» **Exercise**:
Below are the records; copy each line in them that holds the word "Legend".

» **Record extracts**:
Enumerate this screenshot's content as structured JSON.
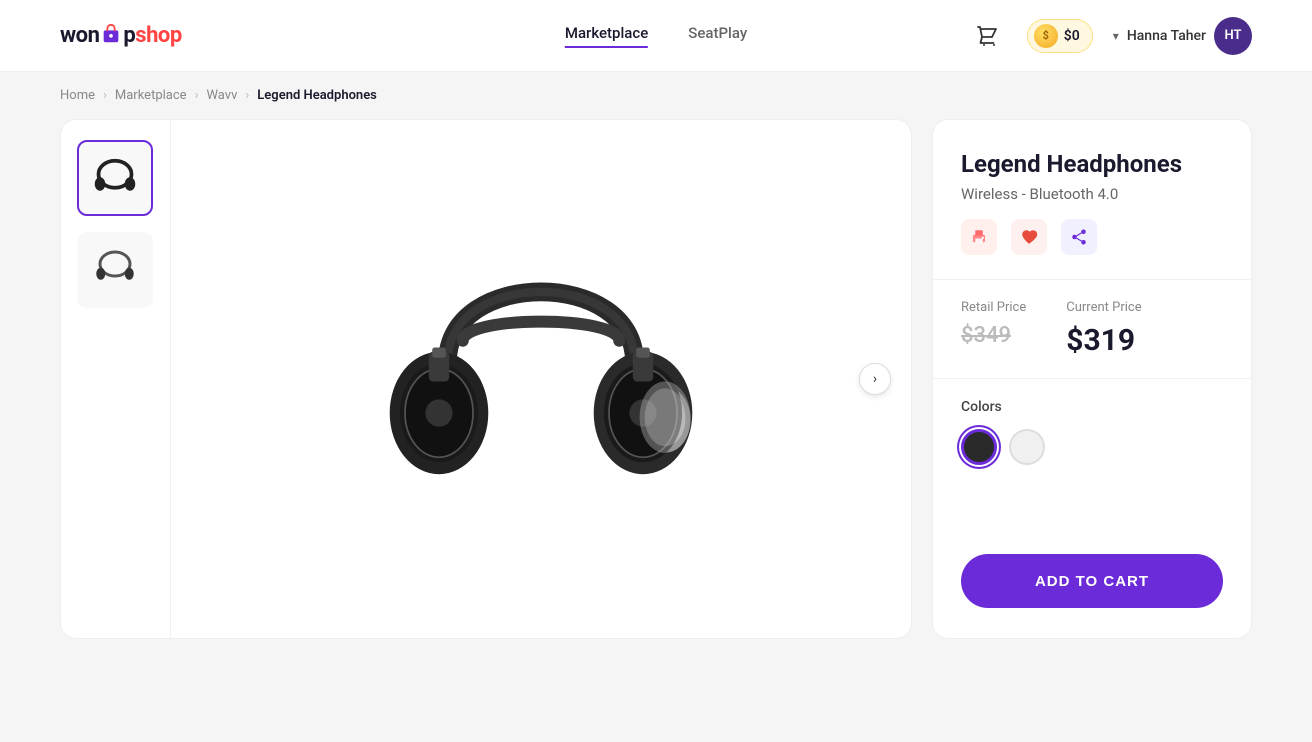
{
  "brand": {
    "logo_won": "won",
    "logo_up": "Up",
    "logo_shop": "shop"
  },
  "nav": {
    "items": [
      {
        "id": "marketplace",
        "label": "Marketplace",
        "active": true
      },
      {
        "id": "seatplay",
        "label": "SeatPlay",
        "active": false
      }
    ]
  },
  "header": {
    "cart_label": "cart",
    "coin_amount": "$0",
    "user_name": "Hanna Taher",
    "user_initials": "HT",
    "chevron": "▾"
  },
  "breadcrumb": {
    "home": "Home",
    "marketplace": "Marketplace",
    "brand": "Wavv",
    "product": "Legend Headphones",
    "sep": "›"
  },
  "product": {
    "title": "Legend Headphones",
    "subtitle": "Wireless - Bluetooth 4.0",
    "retail_price_label": "Retail Price",
    "current_price_label": "Current Price",
    "retail_price": "$349",
    "current_price": "$319",
    "colors_label": "Colors",
    "add_to_cart": "ADD TO CART",
    "colors": [
      "black",
      "white"
    ],
    "next_arrow": "›"
  }
}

» **Response to this task**:
    "product": "Legend Headphones",
    "title": "Legend Headphones",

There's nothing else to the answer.